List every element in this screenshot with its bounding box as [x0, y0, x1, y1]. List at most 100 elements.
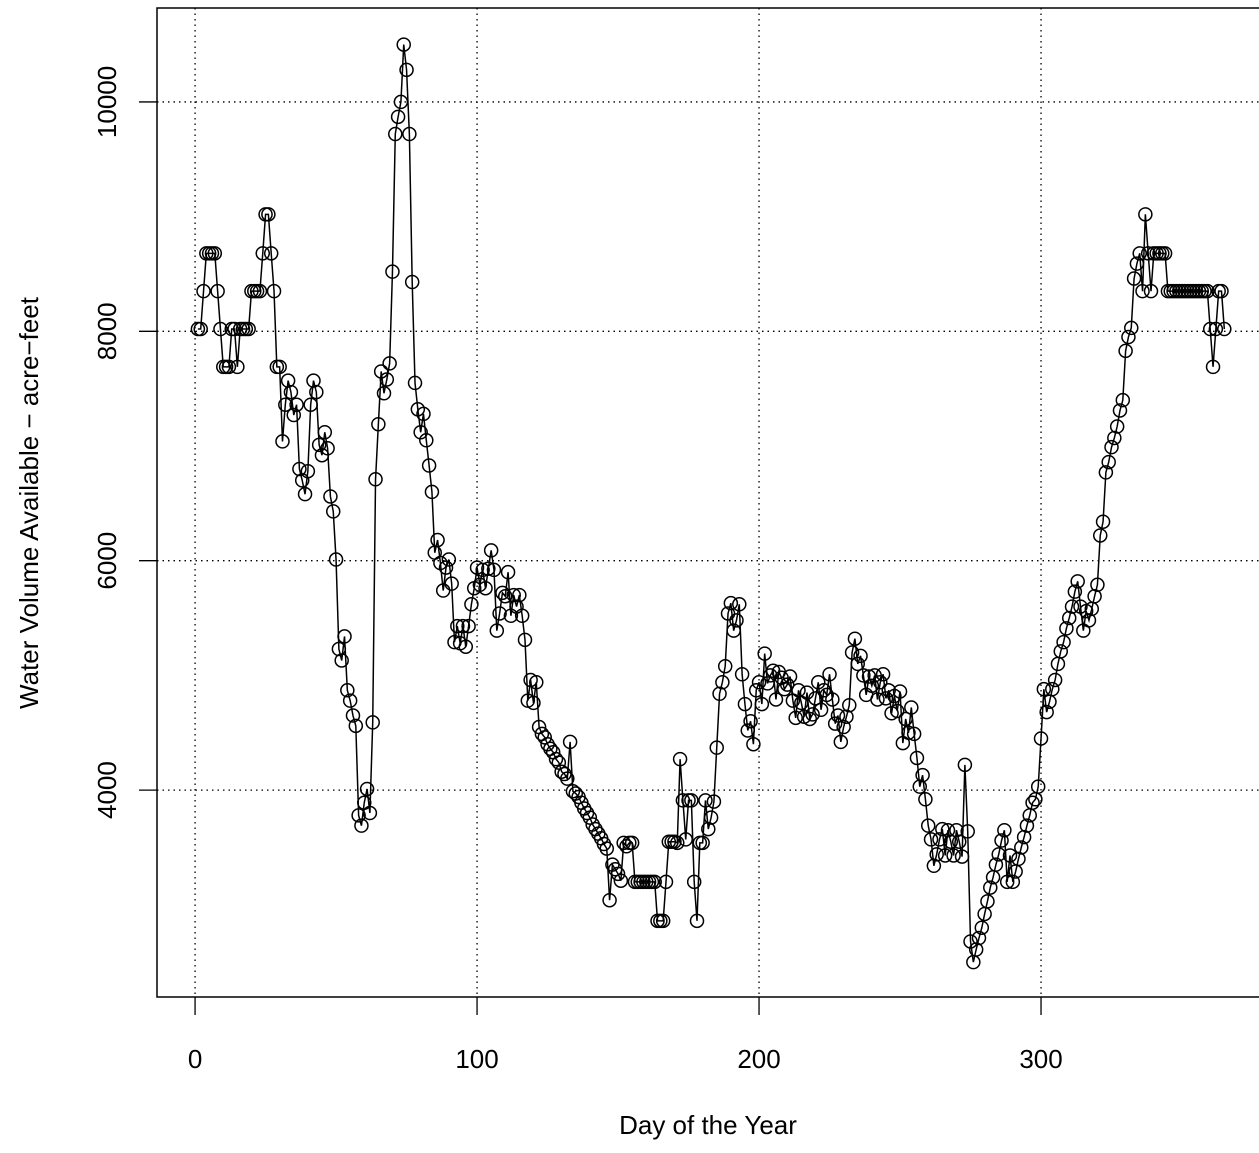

* * *

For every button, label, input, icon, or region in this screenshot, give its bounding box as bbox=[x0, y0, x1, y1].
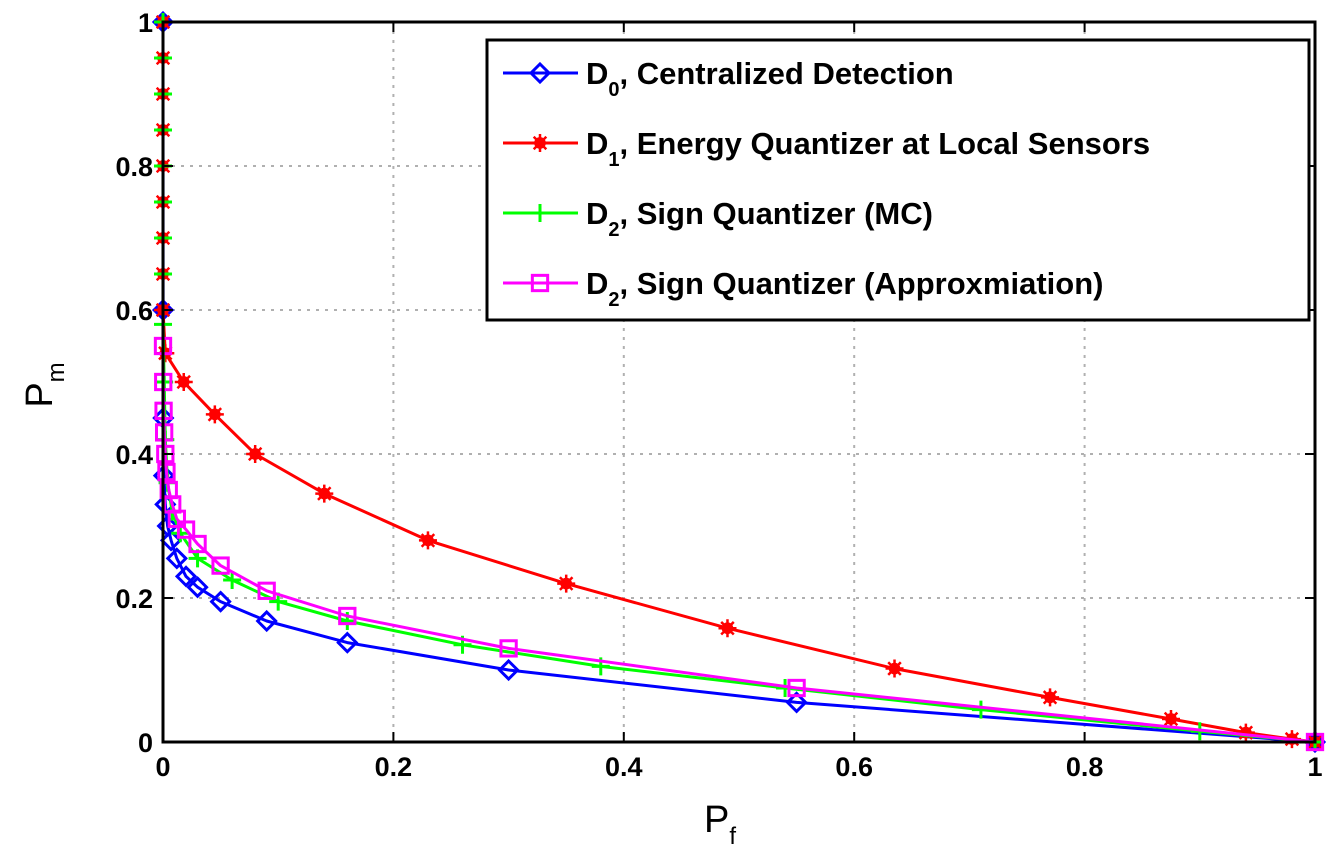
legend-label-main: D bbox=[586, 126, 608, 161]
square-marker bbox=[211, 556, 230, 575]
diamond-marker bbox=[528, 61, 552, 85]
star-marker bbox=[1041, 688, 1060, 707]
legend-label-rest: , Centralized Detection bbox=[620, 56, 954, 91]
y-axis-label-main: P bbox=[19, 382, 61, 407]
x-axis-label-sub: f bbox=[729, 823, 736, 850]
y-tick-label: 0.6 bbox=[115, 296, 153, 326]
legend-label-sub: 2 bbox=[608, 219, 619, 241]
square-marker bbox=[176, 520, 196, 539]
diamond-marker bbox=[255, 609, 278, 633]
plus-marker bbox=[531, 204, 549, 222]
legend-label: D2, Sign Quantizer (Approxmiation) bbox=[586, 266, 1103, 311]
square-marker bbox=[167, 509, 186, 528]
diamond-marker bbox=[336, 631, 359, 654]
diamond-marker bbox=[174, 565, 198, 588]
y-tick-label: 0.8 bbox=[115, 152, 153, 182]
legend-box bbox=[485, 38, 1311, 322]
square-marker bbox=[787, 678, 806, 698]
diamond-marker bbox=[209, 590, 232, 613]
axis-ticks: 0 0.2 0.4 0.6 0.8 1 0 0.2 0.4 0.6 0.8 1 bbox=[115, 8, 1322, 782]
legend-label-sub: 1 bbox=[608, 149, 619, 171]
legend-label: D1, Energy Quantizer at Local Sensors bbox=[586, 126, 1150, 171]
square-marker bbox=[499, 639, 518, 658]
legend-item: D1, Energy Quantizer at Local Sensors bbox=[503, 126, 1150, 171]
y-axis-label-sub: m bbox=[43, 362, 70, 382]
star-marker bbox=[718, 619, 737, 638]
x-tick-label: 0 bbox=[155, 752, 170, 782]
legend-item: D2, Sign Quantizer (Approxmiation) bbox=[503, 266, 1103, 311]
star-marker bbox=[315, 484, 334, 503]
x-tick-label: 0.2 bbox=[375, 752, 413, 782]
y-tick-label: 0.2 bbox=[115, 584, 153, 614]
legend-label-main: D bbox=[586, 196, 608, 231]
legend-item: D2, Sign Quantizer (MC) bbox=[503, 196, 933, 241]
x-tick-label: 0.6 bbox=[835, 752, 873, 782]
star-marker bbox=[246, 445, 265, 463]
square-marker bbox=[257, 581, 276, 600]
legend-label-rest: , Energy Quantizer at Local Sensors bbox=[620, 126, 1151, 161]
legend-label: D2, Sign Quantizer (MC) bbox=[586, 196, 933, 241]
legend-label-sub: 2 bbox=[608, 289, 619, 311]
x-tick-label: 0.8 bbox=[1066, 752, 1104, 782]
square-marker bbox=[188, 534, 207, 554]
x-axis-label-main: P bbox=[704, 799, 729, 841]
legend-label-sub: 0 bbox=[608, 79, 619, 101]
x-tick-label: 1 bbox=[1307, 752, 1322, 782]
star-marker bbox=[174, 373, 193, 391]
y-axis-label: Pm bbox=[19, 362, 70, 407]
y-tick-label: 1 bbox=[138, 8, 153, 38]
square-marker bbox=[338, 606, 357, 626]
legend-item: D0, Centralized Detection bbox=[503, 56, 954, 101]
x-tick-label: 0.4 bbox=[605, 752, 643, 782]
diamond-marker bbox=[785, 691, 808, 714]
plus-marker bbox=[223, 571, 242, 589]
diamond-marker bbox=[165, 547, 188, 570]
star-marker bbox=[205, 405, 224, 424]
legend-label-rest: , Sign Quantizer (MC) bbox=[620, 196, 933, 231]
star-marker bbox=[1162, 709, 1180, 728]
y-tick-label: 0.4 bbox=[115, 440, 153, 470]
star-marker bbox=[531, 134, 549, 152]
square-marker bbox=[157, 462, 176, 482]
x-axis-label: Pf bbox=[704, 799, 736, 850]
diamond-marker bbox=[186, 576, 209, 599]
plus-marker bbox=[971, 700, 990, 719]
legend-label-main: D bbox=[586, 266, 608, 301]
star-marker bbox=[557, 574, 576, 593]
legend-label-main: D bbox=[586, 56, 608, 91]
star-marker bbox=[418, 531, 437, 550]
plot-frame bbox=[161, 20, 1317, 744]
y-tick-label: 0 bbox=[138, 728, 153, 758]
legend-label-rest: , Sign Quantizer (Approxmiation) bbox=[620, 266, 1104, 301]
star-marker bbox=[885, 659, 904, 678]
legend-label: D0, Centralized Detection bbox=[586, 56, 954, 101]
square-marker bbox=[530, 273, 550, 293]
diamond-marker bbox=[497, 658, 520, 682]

...

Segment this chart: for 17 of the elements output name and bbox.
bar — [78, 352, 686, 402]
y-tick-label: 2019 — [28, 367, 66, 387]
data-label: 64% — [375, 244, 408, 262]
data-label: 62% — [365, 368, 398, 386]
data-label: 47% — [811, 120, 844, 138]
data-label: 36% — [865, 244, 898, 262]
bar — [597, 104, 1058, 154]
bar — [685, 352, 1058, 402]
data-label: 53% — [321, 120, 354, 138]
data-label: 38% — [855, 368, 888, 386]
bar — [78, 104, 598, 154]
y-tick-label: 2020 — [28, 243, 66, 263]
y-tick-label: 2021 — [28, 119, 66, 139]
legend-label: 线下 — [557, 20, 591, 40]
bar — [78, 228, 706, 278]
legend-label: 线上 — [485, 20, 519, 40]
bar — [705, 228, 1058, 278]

[Given problem] Output the listing lines exactly as they appear, starting at the line that contains "Segment this chart: for" and stopping after the line that contains "bar — [705, 228, 1058, 278]".

[Result for this task]
Segment this chart: for 17 of the elements output name and bbox.
bar — [78, 352, 686, 402]
y-tick-label: 2019 — [28, 367, 66, 387]
data-label: 64% — [375, 244, 408, 262]
data-label: 62% — [365, 368, 398, 386]
data-label: 47% — [811, 120, 844, 138]
data-label: 36% — [865, 244, 898, 262]
bar — [597, 104, 1058, 154]
bar — [685, 352, 1058, 402]
data-label: 53% — [321, 120, 354, 138]
data-label: 38% — [855, 368, 888, 386]
bar — [78, 104, 598, 154]
y-tick-label: 2020 — [28, 243, 66, 263]
y-tick-label: 2021 — [28, 119, 66, 139]
legend-label: 线下 — [557, 20, 591, 40]
bar — [78, 228, 706, 278]
legend-label: 线上 — [485, 20, 519, 40]
bar — [705, 228, 1058, 278]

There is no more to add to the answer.